§ Provided records

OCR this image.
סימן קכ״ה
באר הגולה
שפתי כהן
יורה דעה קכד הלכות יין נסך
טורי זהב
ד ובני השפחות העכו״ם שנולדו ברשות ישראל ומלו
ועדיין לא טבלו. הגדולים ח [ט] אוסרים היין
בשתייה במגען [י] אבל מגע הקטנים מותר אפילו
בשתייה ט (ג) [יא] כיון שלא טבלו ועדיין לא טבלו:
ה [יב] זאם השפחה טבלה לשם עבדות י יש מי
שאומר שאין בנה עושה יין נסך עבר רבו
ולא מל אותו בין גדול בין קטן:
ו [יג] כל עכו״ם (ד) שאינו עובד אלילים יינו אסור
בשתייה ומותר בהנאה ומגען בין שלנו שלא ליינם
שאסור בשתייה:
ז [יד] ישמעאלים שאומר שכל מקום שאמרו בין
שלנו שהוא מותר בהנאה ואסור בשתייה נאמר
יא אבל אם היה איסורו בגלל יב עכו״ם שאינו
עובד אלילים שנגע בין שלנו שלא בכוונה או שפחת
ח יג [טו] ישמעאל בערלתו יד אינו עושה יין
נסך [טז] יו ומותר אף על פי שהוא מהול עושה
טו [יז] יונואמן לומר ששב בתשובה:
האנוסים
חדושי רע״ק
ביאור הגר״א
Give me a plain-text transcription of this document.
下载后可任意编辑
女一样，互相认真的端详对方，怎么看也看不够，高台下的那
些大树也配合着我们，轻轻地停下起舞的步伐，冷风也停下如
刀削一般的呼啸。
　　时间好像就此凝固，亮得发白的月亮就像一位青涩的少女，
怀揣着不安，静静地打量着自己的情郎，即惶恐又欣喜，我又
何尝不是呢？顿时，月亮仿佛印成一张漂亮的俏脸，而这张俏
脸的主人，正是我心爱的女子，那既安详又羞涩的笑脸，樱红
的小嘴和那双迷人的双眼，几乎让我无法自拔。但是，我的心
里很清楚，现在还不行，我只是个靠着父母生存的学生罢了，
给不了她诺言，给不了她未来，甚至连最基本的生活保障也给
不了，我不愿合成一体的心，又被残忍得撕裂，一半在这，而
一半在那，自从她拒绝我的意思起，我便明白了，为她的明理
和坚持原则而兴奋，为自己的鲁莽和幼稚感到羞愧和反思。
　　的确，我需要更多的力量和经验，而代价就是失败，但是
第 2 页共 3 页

§ Task instructions
Look through the entries above and report each line where the string "שאומר" occurs.

§ Answer below
שאומר שאין בנה עושה יין נסך עבר רבו
ז [יד] ישמעאלים שאומר שכל מקום שאמרו בין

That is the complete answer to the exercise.